[Extracted records]
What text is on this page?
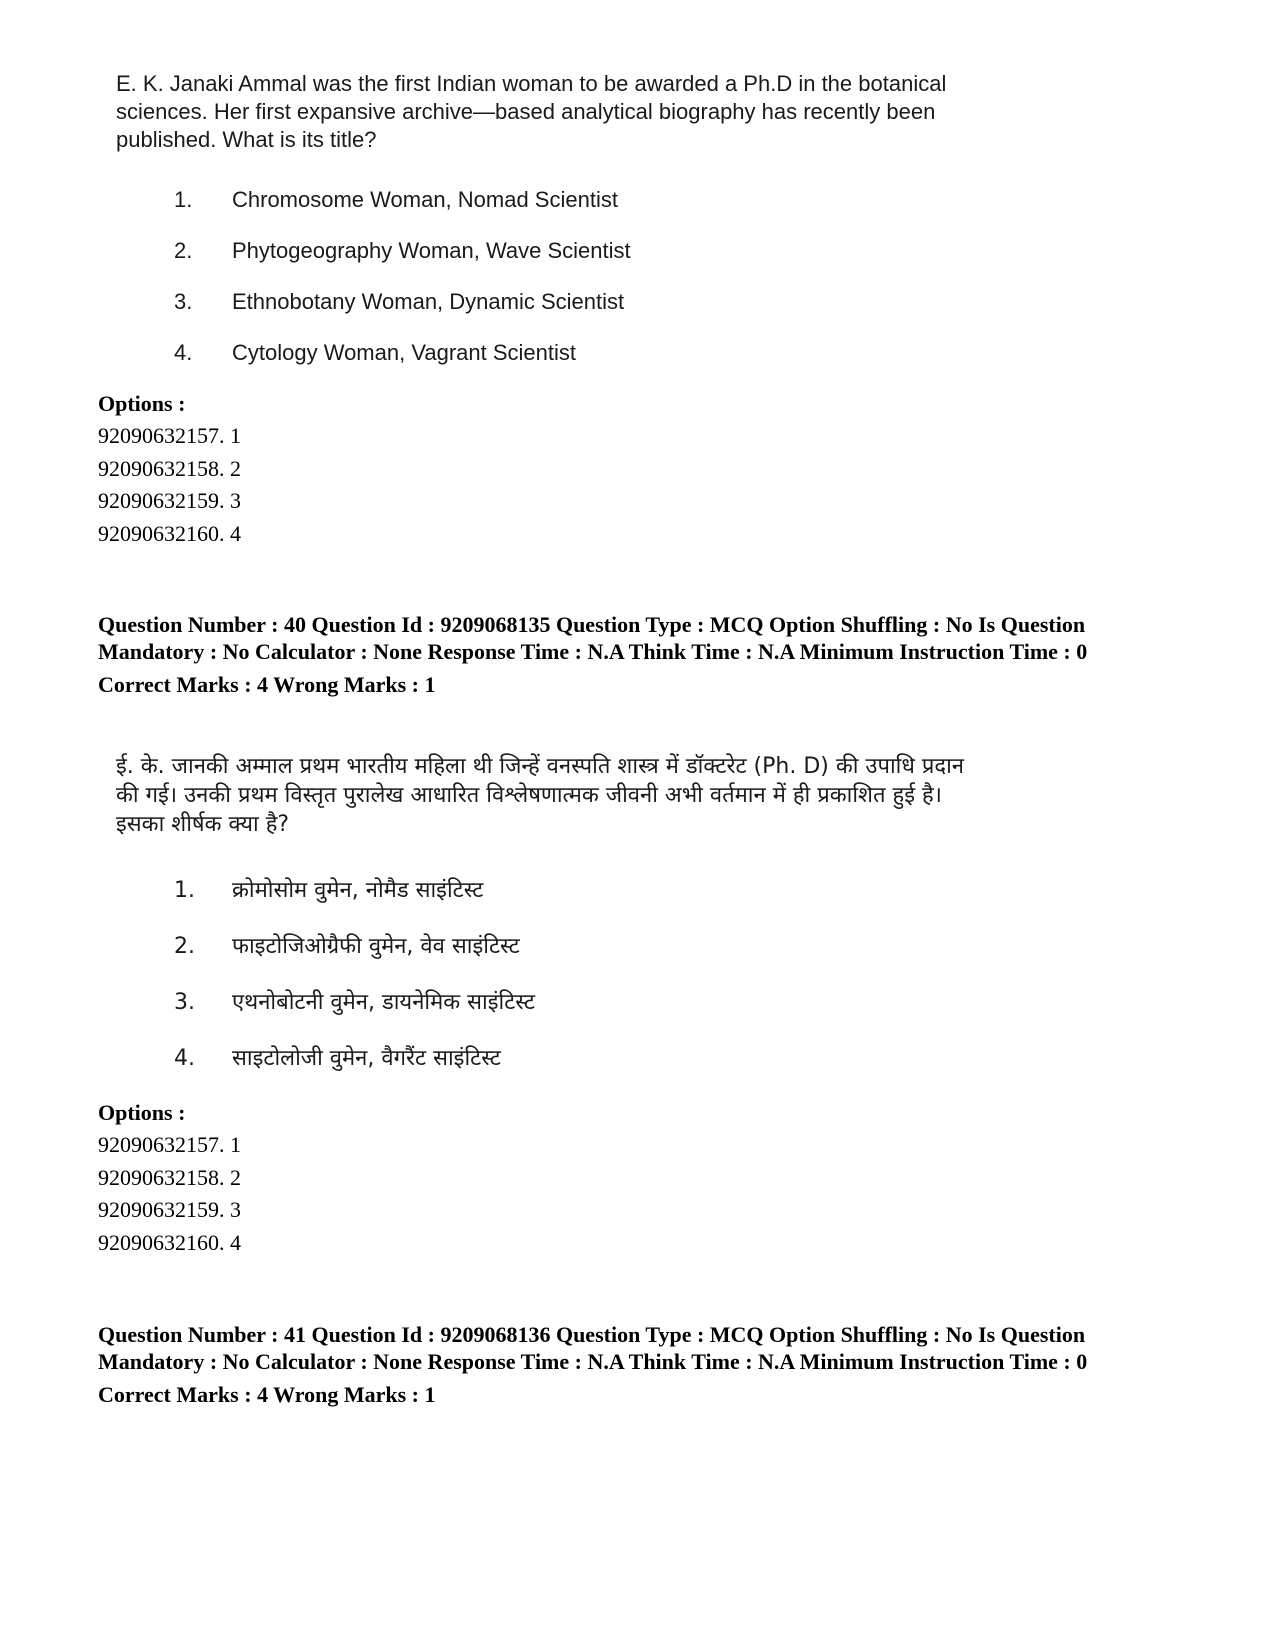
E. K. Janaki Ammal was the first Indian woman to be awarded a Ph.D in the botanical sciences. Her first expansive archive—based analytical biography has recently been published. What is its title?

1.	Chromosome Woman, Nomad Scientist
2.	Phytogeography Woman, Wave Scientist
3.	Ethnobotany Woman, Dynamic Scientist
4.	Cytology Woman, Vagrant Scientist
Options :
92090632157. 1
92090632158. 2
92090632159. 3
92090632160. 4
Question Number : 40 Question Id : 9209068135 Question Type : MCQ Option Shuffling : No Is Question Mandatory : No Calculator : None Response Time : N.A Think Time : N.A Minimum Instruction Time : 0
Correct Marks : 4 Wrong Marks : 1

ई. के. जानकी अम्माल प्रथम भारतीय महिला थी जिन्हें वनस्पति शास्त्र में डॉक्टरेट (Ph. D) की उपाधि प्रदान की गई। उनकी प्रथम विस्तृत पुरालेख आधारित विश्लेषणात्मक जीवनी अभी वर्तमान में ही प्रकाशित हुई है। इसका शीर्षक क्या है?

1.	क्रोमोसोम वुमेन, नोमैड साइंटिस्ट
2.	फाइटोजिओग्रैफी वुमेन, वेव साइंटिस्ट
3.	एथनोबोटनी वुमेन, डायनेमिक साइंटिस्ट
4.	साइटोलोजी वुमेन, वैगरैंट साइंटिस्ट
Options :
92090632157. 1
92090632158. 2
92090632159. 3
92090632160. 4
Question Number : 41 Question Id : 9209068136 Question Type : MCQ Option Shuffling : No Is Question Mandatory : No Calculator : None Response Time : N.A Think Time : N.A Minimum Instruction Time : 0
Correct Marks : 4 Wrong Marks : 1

...

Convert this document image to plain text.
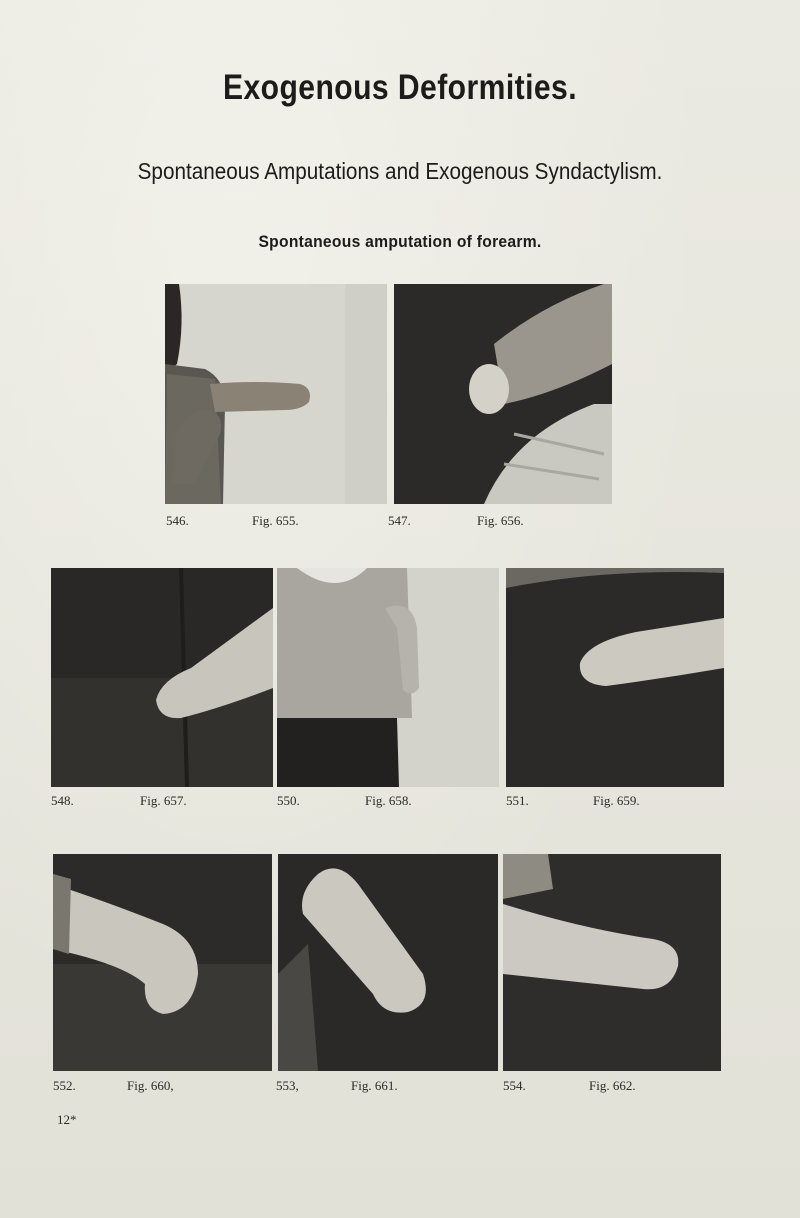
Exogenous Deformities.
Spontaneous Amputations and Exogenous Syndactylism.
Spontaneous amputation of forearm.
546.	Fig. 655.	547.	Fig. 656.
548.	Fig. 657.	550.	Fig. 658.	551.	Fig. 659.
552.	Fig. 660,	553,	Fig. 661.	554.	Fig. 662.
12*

* GIVEN PROBLEM
Where a line above holds the string "this", show that line.

* RESULT OF THE EXERCISE
What text is on this page?
Convert this document image to plain text.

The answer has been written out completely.